#### RECORDS SHOWN

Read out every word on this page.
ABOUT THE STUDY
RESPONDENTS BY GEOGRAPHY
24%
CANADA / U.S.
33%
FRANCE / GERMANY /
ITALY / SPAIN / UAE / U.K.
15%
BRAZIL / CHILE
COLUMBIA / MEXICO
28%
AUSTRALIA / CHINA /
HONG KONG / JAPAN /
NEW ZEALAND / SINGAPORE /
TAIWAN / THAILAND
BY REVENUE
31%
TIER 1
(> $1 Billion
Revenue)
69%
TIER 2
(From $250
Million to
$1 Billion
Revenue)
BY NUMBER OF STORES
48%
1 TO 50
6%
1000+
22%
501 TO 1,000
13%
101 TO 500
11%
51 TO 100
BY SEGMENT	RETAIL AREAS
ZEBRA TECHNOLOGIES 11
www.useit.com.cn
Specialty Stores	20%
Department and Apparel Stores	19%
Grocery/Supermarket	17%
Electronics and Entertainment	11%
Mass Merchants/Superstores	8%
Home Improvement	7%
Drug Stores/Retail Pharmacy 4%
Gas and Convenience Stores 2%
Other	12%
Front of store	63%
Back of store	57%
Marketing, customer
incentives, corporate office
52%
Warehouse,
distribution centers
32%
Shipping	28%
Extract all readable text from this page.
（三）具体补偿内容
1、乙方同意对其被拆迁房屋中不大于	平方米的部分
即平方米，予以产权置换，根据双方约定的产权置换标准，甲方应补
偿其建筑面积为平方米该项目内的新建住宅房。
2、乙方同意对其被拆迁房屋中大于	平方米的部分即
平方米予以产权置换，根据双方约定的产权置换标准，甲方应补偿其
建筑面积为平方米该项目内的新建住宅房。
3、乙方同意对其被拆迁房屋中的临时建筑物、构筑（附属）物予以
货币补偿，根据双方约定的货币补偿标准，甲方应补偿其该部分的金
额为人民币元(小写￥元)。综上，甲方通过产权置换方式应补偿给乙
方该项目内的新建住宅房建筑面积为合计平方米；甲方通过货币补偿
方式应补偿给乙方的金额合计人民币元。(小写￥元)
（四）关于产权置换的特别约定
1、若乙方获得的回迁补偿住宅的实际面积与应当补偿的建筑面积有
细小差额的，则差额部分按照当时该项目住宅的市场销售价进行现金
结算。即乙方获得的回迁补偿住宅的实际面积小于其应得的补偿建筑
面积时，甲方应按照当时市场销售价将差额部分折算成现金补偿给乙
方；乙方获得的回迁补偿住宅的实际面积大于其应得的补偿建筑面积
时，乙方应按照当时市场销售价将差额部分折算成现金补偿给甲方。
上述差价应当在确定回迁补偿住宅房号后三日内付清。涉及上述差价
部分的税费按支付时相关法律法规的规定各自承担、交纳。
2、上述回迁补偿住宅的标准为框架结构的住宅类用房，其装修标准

#### YOUR TASK
Repeat every record, keeping each word and mark exactly as it is.

#### SOLUTION TO THIS PROBLEM
Read out every word on this page.
ABOUT THE STUDY
RESPONDENTS BY GEOGRAPHY
24%
CANADA / U.S.
33%
FRANCE / GERMANY /
ITALY / SPAIN / UAE / U.K.
15%
BRAZIL / CHILE
COLUMBIA / MEXICO
28%
AUSTRALIA / CHINA /
HONG KONG / JAPAN /
NEW ZEALAND / SINGAPORE /
TAIWAN / THAILAND
BY REVENUE
31%
TIER 1
(> $1 Billion
Revenue)
69%
TIER 2
(From $250
Million to
$1 Billion
Revenue)
BY NUMBER OF STORES
48%
1 TO 50
6%
1000+
22%
501 TO 1,000
13%
101 TO 500
11%
51 TO 100
BY SEGMENT	RETAIL AREAS
ZEBRA TECHNOLOGIES 11
www.useit.com.cn
Specialty Stores	20%
Department and Apparel Stores	19%
Grocery/Supermarket	17%
Electronics and Entertainment	11%
Mass Merchants/Superstores	8%
Home Improvement	7%
Drug Stores/Retail Pharmacy 4%
Gas and Convenience Stores 2%
Other	12%
Front of store	63%
Back of store	57%
Marketing, customer
incentives, corporate office
52%
Warehouse,
distribution centers
32%
Shipping	28%
Extract all readable text from this page.
（三）具体补偿内容
1、乙方同意对其被拆迁房屋中不大于	平方米的部分
即平方米，予以产权置换，根据双方约定的产权置换标准，甲方应补
偿其建筑面积为平方米该项目内的新建住宅房。
2、乙方同意对其被拆迁房屋中大于	平方米的部分即
平方米予以产权置换，根据双方约定的产权置换标准，甲方应补偿其
建筑面积为平方米该项目内的新建住宅房。
3、乙方同意对其被拆迁房屋中的临时建筑物、构筑（附属）物予以
货币补偿，根据双方约定的货币补偿标准，甲方应补偿其该部分的金
额为人民币元(小写￥元)。综上，甲方通过产权置换方式应补偿给乙
方该项目内的新建住宅房建筑面积为合计平方米；甲方通过货币补偿
方式应补偿给乙方的金额合计人民币元。(小写￥元)
（四）关于产权置换的特别约定
1、若乙方获得的回迁补偿住宅的实际面积与应当补偿的建筑面积有
细小差额的，则差额部分按照当时该项目住宅的市场销售价进行现金
结算。即乙方获得的回迁补偿住宅的实际面积小于其应得的补偿建筑
面积时，甲方应按照当时市场销售价将差额部分折算成现金补偿给乙
方；乙方获得的回迁补偿住宅的实际面积大于其应得的补偿建筑面积
时，乙方应按照当时市场销售价将差额部分折算成现金补偿给甲方。
上述差价应当在确定回迁补偿住宅房号后三日内付清。涉及上述差价
部分的税费按支付时相关法律法规的规定各自承担、交纳。
2、上述回迁补偿住宅的标准为框架结构的住宅类用房，其装修标准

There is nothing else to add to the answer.